__DOCUMENT EXCERPT__:
-------

There is no doubt that working on a construction site brings with it many risks. The site can change nearly every day, and workers are often exposed to electrical lines, main gas lines, falling objects and dangerous heights regularly.
Another standard aspect of construction sites require construction workers to work in narrow, deep trenches. According to a new study, trenches are quickly becoming one of the most dangerous hazards that construction workers face.
Trenches are already incredibly dangerous
The Occupational Safety and Health Administration (OSHA) reports that trenching and excavation are some of the most hazardous construction projects. They often involve the following risks:
- Collapses or cave-ins, when the weather or soil is wet, or heavy machinery nears the edges of the trench, the trench becomes unstable
- Falls into the trench when there are no proper barriers installed
- Exposure to toxic chemicals or low oxygen levels when working in the trench
- Electrocution or gas leaks if workers hit a utility line in the trench
Construction workers are often eligible to collect workers’ compensation for these injuries, regardless of how dangerous their work is (Maryland Code, Labor & Employment §9-507). However, trenches often place construction workers at a higher risk of suffering a workplace fatality than an injury.
But, workplace accidents involving trenches are increasing
According to the Occupational Health and Safety Magazine, the number of fatalities caused by trench accidents is on the rise. Based on the most recent data, the year 2016 had the same number of deaths from trench accidents as 2014 and 2015 combined. This could be the result of many factors:
- There are often more construction projects when the economy is up
- Some contractors or employers might not practice OSHA’s safety standards
- Awareness of these accidents and the risks trenches pose is often low
Is it possible to reduce the risk of a trench accident?

-------

__RECORD EXTRACTS__:
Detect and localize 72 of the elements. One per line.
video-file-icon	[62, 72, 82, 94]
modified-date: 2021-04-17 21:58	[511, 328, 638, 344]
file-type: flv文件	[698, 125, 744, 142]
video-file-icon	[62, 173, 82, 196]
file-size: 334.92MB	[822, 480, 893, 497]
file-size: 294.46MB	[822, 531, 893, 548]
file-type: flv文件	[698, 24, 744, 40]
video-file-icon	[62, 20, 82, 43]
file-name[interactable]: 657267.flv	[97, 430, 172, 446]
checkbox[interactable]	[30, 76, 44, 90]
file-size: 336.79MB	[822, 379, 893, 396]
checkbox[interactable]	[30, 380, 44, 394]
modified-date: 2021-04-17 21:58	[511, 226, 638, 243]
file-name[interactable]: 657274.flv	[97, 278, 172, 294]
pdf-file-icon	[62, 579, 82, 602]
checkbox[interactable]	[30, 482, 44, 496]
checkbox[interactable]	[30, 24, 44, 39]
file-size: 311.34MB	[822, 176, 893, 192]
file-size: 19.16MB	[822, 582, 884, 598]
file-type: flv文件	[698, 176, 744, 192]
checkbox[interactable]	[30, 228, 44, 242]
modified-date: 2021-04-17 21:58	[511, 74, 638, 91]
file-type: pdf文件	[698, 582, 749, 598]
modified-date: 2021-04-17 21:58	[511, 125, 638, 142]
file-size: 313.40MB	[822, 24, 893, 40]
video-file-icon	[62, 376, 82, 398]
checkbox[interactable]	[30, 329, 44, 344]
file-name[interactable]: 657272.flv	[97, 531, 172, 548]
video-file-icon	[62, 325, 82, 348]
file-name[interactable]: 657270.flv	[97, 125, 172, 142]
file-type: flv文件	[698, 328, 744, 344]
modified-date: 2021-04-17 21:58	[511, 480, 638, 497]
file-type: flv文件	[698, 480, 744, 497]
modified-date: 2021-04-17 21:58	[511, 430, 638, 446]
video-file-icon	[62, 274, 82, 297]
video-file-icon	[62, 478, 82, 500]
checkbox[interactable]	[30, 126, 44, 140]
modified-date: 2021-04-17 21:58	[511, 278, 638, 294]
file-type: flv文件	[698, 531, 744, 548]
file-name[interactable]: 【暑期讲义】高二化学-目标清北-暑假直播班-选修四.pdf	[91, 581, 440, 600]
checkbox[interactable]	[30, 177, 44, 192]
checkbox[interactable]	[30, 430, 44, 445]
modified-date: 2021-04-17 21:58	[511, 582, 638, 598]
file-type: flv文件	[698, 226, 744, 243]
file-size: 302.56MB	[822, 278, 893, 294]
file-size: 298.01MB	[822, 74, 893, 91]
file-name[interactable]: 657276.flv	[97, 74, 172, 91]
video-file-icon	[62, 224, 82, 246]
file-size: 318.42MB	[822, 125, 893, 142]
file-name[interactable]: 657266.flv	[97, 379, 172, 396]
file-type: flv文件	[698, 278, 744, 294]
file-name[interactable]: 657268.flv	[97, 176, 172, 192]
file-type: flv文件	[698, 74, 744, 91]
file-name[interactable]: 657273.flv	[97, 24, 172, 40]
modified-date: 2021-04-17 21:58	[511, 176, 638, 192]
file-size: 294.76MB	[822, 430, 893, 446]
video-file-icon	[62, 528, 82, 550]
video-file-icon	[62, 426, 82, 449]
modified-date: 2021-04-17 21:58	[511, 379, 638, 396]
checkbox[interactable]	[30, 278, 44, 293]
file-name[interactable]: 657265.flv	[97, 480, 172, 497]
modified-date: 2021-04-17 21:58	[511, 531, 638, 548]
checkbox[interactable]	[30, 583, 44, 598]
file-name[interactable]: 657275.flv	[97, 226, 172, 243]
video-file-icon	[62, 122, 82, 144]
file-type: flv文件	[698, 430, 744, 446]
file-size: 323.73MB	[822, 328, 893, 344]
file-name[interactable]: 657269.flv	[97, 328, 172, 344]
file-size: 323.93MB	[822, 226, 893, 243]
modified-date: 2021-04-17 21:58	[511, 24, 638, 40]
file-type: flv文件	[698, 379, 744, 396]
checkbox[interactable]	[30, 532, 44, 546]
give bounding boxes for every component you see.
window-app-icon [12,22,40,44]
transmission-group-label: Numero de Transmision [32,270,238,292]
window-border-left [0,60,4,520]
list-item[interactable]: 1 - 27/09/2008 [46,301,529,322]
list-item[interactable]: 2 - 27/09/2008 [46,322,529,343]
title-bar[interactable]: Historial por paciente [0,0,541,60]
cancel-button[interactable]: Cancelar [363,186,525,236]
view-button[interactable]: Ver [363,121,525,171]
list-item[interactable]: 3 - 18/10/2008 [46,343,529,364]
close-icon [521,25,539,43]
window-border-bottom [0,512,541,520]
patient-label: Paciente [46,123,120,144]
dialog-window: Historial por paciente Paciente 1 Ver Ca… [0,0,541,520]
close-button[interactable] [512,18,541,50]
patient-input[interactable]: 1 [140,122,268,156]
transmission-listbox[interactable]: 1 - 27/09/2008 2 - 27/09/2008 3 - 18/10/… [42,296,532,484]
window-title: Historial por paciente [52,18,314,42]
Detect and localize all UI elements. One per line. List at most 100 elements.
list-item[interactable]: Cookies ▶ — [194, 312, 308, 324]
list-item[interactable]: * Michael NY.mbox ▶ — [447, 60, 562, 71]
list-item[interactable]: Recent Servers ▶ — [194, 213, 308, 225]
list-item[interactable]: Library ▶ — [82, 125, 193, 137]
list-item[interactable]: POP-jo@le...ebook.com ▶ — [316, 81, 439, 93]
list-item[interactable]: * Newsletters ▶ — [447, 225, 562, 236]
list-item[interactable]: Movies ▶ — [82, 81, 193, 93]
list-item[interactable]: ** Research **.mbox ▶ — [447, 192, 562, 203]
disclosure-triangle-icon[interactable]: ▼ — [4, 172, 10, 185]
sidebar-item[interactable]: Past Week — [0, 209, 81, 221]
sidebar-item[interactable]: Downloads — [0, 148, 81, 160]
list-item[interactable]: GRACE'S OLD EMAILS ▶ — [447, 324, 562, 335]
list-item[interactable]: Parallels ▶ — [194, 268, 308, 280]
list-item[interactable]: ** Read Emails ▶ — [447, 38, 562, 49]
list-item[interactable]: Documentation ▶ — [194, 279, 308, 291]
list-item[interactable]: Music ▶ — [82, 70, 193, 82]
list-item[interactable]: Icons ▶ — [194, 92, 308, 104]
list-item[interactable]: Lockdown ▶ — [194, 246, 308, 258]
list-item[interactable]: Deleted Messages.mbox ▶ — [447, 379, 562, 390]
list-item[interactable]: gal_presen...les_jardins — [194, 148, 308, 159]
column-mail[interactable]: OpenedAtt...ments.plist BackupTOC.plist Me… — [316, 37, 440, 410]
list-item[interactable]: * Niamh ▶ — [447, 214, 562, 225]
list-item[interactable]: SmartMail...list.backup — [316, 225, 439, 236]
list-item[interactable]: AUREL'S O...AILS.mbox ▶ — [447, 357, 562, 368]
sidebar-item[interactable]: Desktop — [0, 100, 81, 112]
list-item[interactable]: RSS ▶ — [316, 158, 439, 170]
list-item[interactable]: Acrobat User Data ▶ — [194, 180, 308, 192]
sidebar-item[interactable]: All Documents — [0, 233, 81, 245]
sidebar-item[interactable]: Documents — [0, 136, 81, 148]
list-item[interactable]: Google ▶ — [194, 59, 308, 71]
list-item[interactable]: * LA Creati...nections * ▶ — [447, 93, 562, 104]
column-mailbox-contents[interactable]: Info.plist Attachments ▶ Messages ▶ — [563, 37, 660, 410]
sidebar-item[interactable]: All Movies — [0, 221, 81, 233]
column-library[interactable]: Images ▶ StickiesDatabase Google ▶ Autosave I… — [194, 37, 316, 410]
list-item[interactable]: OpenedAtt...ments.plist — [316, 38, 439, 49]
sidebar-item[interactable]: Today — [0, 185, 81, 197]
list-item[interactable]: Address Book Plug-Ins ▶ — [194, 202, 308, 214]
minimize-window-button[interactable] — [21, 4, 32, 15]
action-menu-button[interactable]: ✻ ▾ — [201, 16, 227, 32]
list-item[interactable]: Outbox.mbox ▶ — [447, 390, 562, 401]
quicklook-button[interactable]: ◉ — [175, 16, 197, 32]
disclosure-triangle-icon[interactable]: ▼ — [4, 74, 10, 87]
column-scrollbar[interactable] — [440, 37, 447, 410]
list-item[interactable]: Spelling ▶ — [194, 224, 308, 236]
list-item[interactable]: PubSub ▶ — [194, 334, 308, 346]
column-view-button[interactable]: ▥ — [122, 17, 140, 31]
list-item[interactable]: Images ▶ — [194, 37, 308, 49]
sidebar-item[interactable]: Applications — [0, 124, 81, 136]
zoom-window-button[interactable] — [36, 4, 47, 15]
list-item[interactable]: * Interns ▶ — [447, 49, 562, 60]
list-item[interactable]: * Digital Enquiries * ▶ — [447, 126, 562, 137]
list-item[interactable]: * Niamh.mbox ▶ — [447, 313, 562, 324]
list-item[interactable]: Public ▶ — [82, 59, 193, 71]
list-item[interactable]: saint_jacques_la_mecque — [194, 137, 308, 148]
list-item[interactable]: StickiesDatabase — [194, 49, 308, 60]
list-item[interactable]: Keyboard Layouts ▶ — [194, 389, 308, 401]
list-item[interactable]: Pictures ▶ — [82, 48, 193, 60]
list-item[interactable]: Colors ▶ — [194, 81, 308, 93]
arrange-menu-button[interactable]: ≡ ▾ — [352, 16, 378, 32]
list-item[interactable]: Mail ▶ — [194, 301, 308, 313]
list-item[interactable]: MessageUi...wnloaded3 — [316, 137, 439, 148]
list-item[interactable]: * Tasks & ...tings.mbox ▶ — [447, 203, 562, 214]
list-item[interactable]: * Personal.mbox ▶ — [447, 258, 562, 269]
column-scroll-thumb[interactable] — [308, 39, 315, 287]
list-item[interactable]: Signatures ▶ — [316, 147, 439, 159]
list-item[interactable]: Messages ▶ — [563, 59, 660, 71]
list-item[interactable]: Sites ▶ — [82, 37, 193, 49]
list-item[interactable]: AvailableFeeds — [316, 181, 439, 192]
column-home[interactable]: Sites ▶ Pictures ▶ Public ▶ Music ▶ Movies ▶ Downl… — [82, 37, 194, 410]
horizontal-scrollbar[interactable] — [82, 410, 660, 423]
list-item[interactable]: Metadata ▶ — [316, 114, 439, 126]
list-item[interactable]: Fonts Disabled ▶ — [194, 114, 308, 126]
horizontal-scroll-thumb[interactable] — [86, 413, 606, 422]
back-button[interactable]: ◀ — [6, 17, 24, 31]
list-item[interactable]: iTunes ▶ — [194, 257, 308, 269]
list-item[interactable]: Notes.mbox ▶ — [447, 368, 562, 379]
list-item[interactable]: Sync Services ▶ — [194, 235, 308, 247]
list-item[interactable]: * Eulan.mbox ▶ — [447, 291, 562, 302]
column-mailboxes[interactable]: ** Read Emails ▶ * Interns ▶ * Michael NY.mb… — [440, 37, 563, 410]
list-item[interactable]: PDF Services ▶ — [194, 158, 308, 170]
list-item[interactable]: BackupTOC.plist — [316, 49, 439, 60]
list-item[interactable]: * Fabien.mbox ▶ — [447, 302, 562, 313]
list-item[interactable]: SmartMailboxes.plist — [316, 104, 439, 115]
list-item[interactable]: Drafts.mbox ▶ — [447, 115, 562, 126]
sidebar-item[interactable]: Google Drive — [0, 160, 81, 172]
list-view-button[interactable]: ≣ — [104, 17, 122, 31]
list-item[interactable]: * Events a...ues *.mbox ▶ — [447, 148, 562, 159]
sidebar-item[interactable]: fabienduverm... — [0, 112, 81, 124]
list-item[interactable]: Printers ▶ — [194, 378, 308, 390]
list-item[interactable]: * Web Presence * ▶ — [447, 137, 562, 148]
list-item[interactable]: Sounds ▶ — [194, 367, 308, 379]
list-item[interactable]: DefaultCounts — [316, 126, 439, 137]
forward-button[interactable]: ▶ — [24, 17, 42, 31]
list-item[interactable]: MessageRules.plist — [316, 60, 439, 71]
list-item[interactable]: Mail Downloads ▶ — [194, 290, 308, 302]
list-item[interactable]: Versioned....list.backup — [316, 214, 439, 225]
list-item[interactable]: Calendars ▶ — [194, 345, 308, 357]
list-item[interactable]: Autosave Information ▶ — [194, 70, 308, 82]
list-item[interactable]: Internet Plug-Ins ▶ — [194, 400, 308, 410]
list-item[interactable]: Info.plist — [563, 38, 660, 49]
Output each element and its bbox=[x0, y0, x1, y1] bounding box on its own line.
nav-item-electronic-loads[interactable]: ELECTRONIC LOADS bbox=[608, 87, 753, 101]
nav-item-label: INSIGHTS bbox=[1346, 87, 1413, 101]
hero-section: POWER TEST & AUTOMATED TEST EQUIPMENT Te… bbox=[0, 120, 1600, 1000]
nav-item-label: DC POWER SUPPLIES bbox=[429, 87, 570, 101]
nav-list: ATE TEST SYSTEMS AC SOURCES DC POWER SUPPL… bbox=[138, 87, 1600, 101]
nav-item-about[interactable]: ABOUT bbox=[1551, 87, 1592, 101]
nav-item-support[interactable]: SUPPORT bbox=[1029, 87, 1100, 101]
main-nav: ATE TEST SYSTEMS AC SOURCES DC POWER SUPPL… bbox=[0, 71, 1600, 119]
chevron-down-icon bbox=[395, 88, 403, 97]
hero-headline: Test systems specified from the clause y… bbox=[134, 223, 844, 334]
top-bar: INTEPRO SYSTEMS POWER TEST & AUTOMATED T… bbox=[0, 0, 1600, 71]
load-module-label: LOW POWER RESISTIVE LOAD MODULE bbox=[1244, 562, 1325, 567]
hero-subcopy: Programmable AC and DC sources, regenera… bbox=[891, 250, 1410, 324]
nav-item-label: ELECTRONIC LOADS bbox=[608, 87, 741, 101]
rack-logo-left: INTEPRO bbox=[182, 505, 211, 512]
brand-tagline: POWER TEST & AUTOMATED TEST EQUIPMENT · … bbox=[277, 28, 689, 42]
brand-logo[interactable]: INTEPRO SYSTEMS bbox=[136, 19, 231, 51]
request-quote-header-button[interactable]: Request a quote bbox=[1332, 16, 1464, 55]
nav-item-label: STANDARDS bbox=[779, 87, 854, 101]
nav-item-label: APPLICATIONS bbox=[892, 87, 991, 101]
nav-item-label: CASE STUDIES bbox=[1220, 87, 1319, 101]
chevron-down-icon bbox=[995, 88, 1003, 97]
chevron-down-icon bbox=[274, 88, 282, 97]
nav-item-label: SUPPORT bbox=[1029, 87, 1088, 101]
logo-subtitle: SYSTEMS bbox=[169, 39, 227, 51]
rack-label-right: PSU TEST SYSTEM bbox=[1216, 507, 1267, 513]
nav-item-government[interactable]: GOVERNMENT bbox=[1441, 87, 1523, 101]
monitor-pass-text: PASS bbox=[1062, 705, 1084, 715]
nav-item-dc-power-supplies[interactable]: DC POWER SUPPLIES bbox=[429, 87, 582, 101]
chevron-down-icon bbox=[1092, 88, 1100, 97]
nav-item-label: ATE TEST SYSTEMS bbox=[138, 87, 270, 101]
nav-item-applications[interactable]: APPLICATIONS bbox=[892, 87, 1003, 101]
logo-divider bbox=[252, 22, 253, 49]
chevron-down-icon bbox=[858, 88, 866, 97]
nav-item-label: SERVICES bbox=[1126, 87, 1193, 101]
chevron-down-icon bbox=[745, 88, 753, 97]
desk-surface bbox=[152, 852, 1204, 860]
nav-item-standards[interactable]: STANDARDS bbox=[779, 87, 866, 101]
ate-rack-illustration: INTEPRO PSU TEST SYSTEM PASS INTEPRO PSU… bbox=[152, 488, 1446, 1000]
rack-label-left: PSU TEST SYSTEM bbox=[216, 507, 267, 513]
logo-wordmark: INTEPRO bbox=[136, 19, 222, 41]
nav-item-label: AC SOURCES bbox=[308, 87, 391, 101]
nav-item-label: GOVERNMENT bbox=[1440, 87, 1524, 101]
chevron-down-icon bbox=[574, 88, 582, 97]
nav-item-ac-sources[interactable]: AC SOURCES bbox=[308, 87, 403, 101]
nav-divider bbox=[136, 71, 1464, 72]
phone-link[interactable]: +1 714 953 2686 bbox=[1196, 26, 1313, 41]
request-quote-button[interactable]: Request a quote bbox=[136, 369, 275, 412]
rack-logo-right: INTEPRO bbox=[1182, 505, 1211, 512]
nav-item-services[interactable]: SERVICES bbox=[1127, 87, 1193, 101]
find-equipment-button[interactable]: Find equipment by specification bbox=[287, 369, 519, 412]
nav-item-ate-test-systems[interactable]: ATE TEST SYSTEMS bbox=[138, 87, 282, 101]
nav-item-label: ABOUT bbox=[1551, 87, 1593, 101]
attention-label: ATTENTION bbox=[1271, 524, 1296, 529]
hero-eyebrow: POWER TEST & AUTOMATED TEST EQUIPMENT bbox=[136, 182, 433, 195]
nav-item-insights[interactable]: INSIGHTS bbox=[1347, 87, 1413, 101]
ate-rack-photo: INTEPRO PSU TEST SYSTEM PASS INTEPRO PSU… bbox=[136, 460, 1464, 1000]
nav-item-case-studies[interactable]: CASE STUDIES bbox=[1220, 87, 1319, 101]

-------

__TASKS__:
1/ For each statement about the article on trench hazards, answer yes or no and quote the words of the article that decide it: (a) OSHA counts trenching and excavation among the most hazardous construction projects. (b) Falls into a trench are listed as a risk when proper barriers are installed. (c) The Occupational Health and Safety Magazine is cited as reporting that trench accident fatalities are rising.
2/ Which legal provision does the article on trench hazards cite for construction workers' eligibility for workers' compensation?

__ANSWERS TO THE TASKS__:
1/
(a) Yes: "trenching and excavation are some of the most hazardous construction projects"
(b) No: "Falls into the trench when there are no proper barriers installed"
(c) Yes: "According to the Occupational Health and Safety Magazine, the number of fatalities caused by trench accidents is on the rise"

2/ Maryland Code, Labor & Employment §9-507.